DESCRIPTION OF THE TASK: Take the records underneath and set them down exactly.
----
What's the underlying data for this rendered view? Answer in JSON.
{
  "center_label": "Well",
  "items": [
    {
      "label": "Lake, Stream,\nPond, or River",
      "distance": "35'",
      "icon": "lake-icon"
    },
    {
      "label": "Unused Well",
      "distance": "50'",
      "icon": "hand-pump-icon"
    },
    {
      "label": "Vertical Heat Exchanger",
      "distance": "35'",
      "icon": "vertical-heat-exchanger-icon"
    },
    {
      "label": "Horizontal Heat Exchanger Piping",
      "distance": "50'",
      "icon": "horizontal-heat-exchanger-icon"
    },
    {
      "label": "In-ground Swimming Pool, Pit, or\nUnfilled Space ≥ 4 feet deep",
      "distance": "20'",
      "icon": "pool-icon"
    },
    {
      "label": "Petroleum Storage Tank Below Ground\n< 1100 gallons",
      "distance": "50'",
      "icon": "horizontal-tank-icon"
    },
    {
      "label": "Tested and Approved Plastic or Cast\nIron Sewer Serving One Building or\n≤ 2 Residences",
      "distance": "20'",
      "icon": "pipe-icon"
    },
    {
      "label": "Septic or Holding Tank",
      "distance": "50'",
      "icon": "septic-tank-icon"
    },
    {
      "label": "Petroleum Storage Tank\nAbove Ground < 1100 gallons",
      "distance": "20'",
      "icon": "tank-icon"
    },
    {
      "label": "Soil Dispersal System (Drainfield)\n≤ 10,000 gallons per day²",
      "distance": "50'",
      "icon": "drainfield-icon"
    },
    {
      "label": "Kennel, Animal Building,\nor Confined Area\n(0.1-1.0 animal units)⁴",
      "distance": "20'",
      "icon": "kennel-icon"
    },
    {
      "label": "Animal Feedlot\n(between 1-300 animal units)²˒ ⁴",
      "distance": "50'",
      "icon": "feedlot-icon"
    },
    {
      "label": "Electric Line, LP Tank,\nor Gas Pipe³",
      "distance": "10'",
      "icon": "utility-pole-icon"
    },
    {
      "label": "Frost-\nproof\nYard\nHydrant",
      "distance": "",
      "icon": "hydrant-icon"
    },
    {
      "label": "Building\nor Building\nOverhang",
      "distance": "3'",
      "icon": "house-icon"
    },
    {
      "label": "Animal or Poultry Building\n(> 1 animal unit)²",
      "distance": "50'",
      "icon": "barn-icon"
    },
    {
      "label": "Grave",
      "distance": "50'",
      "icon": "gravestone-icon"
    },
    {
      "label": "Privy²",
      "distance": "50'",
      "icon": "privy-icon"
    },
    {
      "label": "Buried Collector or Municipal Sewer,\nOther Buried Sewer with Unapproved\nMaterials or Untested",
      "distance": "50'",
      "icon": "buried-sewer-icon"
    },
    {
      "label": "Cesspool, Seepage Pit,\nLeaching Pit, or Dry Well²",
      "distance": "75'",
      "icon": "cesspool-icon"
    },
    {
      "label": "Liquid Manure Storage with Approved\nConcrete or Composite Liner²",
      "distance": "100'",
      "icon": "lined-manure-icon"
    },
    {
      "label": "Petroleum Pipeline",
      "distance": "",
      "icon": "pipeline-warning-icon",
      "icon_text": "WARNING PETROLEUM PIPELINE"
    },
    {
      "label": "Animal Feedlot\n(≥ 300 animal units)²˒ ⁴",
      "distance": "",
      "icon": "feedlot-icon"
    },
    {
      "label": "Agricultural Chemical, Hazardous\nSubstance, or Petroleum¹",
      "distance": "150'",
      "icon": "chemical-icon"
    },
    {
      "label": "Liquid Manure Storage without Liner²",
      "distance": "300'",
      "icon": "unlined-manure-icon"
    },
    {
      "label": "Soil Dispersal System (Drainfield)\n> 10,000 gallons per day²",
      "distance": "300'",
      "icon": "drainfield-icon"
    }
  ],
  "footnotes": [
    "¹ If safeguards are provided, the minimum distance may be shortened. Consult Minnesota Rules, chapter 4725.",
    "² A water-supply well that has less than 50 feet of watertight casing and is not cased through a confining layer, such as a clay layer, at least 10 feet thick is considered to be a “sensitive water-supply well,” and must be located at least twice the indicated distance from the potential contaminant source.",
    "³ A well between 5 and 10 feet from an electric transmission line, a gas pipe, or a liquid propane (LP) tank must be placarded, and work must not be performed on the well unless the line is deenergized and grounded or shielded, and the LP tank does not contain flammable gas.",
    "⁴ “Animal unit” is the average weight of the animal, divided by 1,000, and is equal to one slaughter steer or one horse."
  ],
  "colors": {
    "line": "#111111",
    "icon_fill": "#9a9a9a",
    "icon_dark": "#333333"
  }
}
----
RESPONSE:
What's the underlying data for this rendered view? Answer in JSON.
{
  "center_label": "Well",
  "items": [
    {
      "label": "Lake, Stream,\nPond, or River",
      "distance": "35'",
      "icon": "lake-icon"
    },
    {
      "label": "Unused Well",
      "distance": "50'",
      "icon": "hand-pump-icon"
    },
    {
      "label": "Vertical Heat Exchanger",
      "distance": "35'",
      "icon": "vertical-heat-exchanger-icon"
    },
    {
      "label": "Horizontal Heat Exchanger Piping",
      "distance": "50'",
      "icon": "horizontal-heat-exchanger-icon"
    },
    {
      "label": "In-ground Swimming Pool, Pit, or\nUnfilled Space ≥ 4 feet deep",
      "distance": "20'",
      "icon": "pool-icon"
    },
    {
      "label": "Petroleum Storage Tank Below Ground\n< 1100 gallons",
      "distance": "50'",
      "icon": "horizontal-tank-icon"
    },
    {
      "label": "Tested and Approved Plastic or Cast\nIron Sewer Serving One Building or\n≤ 2 Residences",
      "distance": "20'",
      "icon": "pipe-icon"
    },
    {
      "label": "Septic or Holding Tank",
      "distance": "50'",
      "icon": "septic-tank-icon"
    },
    {
      "label": "Petroleum Storage Tank\nAbove Ground < 1100 gallons",
      "distance": "20'",
      "icon": "tank-icon"
    },
    {
      "label": "Soil Dispersal System (Drainfield)\n≤ 10,000 gallons per day²",
      "distance": "50'",
      "icon": "drainfield-icon"
    },
    {
      "label": "Kennel, Animal Building,\nor Confined Area\n(0.1-1.0 animal units)⁴",
      "distance": "20'",
      "icon": "kennel-icon"
    },
    {
      "label": "Animal Feedlot\n(between 1-300 animal units)²˒ ⁴",
      "distance": "50'",
      "icon": "feedlot-icon"
    },
    {
      "label": "Electric Line, LP Tank,\nor Gas Pipe³",
      "distance": "10'",
      "icon": "utility-pole-icon"
    },
    {
      "label": "Frost-\nproof\nYard\nHydrant",
      "distance": "",
      "icon": "hydrant-icon"
    },
    {
      "label": "Building\nor Building\nOverhang",
      "distance": "3'",
      "icon": "house-icon"
    },
    {
      "label": "Animal or Poultry Building\n(> 1 animal unit)²",
      "distance": "50'",
      "icon": "barn-icon"
    },
    {
      "label": "Grave",
      "distance": "50'",
      "icon": "gravestone-icon"
    },
    {
      "label": "Privy²",
      "distance": "50'",
      "icon": "privy-icon"
    },
    {
      "label": "Buried Collector or Municipal Sewer,\nOther Buried Sewer with Unapproved\nMaterials or Untested",
      "distance": "50'",
      "icon": "buried-sewer-icon"
    },
    {
      "label": "Cesspool, Seepage Pit,\nLeaching Pit, or Dry Well²",
      "distance": "75'",
      "icon": "cesspool-icon"
    },
    {
      "label": "Liquid Manure Storage with Approved\nConcrete or Composite Liner²",
      "distance": "100'",
      "icon": "lined-manure-icon"
    },
    {
      "label": "Petroleum Pipeline",
      "distance": "",
      "icon": "pipeline-warning-icon",
      "icon_text": "WARNING PETROLEUM PIPELINE"
    },
    {
      "label": "Animal Feedlot\n(≥ 300 animal units)²˒ ⁴",
      "distance": "",
      "icon": "feedlot-icon"
    },
    {
      "label": "Agricultural Chemical, Hazardous\nSubstance, or Petroleum¹",
      "distance": "150'",
      "icon": "chemical-icon"
    },
    {
      "label": "Liquid Manure Storage without Liner²",
      "distance": "300'",
      "icon": "unlined-manure-icon"
    },
    {
      "label": "Soil Dispersal System (Drainfield)\n> 10,000 gallons per day²",
      "distance": "300'",
      "icon": "drainfield-icon"
    }
  ],
  "footnotes": [
    "¹ If safeguards are provided, the minimum distance may be shortened. Consult Minnesota Rules, chapter 4725.",
    "² A water-supply well that has less than 50 feet of watertight casing and is not cased through a confining layer, such as a clay layer, at least 10 feet thick is considered to be a “sensitive water-supply well,” and must be located at least twice the indicated distance from the potential contaminant source.",
    "³ A well between 5 and 10 feet from an electric transmission line, a gas pipe, or a liquid propane (LP) tank must be placarded, and work must not be performed on the well unless the line is deenergized and grounded or shielded, and the LP tank does not contain flammable gas.",
    "⁴ “Animal unit” is the average weight of the animal, divided by 1,000, and is equal to one slaughter steer or one horse."
  ],
  "colors": {
    "line": "#111111",
    "icon_fill": "#9a9a9a",
    "icon_dark": "#333333"
  }
}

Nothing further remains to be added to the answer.